Reproduce all of the following material verbatim, line for line, omitting the pictures.
-- START PROVIDED RECORDS --
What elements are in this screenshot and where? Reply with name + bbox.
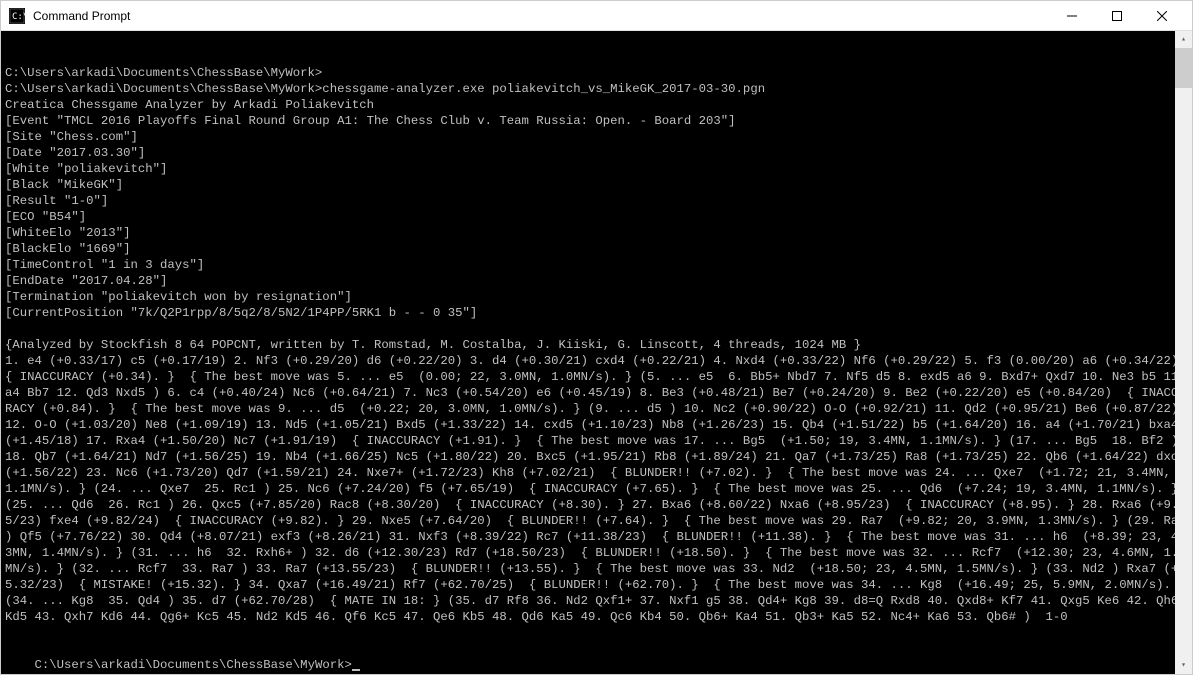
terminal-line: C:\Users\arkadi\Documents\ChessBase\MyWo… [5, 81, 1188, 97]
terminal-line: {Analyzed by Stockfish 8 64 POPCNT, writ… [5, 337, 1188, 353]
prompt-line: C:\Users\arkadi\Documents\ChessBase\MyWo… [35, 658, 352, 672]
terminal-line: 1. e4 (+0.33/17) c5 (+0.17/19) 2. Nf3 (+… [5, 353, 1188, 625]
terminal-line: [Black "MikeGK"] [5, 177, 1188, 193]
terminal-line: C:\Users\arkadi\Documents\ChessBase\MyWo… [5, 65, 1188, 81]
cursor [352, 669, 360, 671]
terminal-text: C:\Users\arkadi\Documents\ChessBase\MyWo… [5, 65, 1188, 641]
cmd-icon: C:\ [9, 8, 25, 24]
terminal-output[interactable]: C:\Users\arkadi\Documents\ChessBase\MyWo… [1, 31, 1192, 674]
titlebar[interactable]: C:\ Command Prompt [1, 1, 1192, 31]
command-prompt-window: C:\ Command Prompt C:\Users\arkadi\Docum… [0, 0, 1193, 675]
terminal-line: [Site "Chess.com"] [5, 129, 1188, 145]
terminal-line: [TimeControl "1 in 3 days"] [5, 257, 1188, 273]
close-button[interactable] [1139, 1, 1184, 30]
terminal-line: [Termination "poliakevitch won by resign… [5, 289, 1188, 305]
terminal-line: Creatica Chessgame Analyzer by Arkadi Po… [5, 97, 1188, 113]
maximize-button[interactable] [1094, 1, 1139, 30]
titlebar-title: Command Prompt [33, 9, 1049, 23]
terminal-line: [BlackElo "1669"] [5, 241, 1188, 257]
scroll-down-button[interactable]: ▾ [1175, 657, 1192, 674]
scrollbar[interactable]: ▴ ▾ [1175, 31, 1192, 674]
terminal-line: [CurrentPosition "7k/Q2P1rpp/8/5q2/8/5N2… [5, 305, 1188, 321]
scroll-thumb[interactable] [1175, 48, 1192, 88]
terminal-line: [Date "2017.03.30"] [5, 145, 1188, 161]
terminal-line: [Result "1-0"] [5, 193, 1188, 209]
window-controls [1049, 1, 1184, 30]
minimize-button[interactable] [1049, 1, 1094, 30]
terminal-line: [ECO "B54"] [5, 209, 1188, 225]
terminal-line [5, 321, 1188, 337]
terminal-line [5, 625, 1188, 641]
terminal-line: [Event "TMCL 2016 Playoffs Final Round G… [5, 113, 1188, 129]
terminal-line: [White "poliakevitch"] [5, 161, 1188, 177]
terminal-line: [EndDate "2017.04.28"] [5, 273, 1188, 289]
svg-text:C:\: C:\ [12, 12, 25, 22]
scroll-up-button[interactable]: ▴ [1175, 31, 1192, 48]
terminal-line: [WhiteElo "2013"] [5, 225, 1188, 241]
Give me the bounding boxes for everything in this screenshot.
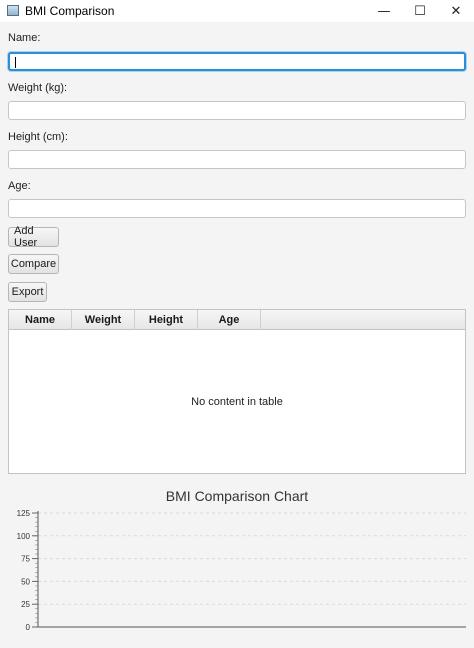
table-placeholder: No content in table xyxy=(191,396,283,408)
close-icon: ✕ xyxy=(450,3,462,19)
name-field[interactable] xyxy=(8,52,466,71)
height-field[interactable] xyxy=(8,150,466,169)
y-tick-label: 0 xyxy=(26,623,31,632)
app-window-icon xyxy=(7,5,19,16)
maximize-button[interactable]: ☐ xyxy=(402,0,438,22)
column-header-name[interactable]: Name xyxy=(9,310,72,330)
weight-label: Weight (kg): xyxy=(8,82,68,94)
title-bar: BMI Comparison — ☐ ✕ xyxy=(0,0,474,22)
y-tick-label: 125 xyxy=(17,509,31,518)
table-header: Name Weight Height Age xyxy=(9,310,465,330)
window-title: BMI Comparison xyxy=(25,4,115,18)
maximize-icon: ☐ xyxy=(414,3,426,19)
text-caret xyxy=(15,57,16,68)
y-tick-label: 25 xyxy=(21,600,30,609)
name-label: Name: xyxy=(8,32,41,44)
-- END PROVIDED RECORDS --
» FINISHED EXERCISE:
What elements are in this screenshot and where? Reply with name + bbox.
terminal-line: C:\Users\arkadi\Documents\ChessBase\MyWo… [5, 81, 1188, 97]
terminal-line: {Analyzed by Stockfish 8 64 POPCNT, writ… [5, 337, 1188, 353]
prompt-line: C:\Users\arkadi\Documents\ChessBase\MyWo… [35, 658, 352, 672]
terminal-line: 1. e4 (+0.33/17) c5 (+0.17/19) 2. Nf3 (+… [5, 353, 1188, 625]
terminal-line: [Black "MikeGK"] [5, 177, 1188, 193]
terminal-line: C:\Users\arkadi\Documents\ChessBase\MyWo… [5, 65, 1188, 81]
cursor [352, 669, 360, 671]
terminal-text: C:\Users\arkadi\Documents\ChessBase\MyWo… [5, 65, 1188, 641]
cmd-icon: C:\ [9, 8, 25, 24]
terminal-output[interactable]: C:\Users\arkadi\Documents\ChessBase\MyWo… [1, 31, 1192, 674]
titlebar[interactable]: C:\ Command Prompt [1, 1, 1192, 31]
command-prompt-window: C:\ Command Prompt C:\Users\arkadi\Docum… [0, 0, 1193, 675]
terminal-line: [Site "Chess.com"] [5, 129, 1188, 145]
terminal-line: [TimeControl "1 in 3 days"] [5, 257, 1188, 273]
close-button[interactable] [1139, 1, 1184, 30]
terminal-line: [Termination "poliakevitch won by resign… [5, 289, 1188, 305]
terminal-line: Creatica Chessgame Analyzer by Arkadi Po… [5, 97, 1188, 113]
maximize-button[interactable] [1094, 1, 1139, 30]
titlebar-title: Command Prompt [33, 9, 1049, 23]
terminal-line: [BlackElo "1669"] [5, 241, 1188, 257]
scroll-down-button[interactable]: ▾ [1175, 657, 1192, 674]
scrollbar[interactable]: ▴ ▾ [1175, 31, 1192, 674]
terminal-line: [CurrentPosition "7k/Q2P1rpp/8/5q2/8/5N2… [5, 305, 1188, 321]
scroll-thumb[interactable] [1175, 48, 1192, 88]
terminal-line: [Date "2017.03.30"] [5, 145, 1188, 161]
terminal-line: [Result "1-0"] [5, 193, 1188, 209]
window-controls [1049, 1, 1184, 30]
minimize-button[interactable] [1049, 1, 1094, 30]
terminal-line: [ECO "B54"] [5, 209, 1188, 225]
terminal-line [5, 321, 1188, 337]
terminal-line [5, 625, 1188, 641]
terminal-line: [Event "TMCL 2016 Playoffs Final Round G… [5, 113, 1188, 129]
terminal-line: [White "poliakevitch"] [5, 161, 1188, 177]
terminal-line: [EndDate "2017.04.28"] [5, 273, 1188, 289]
svg-text:C:\: C:\ [12, 12, 25, 22]
scroll-up-button[interactable]: ▴ [1175, 31, 1192, 48]
terminal-line: [WhiteElo "2013"] [5, 225, 1188, 241]
Give me the bounding boxes for everything in this screenshot.
table-placeholder: No content in table xyxy=(191,396,283,408)
close-icon: ✕ xyxy=(450,3,462,19)
name-field[interactable] xyxy=(8,52,466,71)
height-field[interactable] xyxy=(8,150,466,169)
y-tick-label: 0 xyxy=(26,623,31,632)
app-window-icon xyxy=(7,5,19,16)
maximize-button[interactable]: ☐ xyxy=(402,0,438,22)
column-header-name[interactable]: Name xyxy=(9,310,72,330)
weight-label: Weight (kg): xyxy=(8,82,68,94)
title-bar: BMI Comparison — ☐ ✕ xyxy=(0,0,474,22)
y-tick-label: 125 xyxy=(17,509,31,518)
table-header: Name Weight Height Age xyxy=(9,310,465,330)
window-title: BMI Comparison xyxy=(25,4,115,18)
maximize-icon: ☐ xyxy=(414,3,426,19)
text-caret xyxy=(15,57,16,68)
y-tick-label: 25 xyxy=(21,600,30,609)
name-label: Name: xyxy=(8,32,41,44)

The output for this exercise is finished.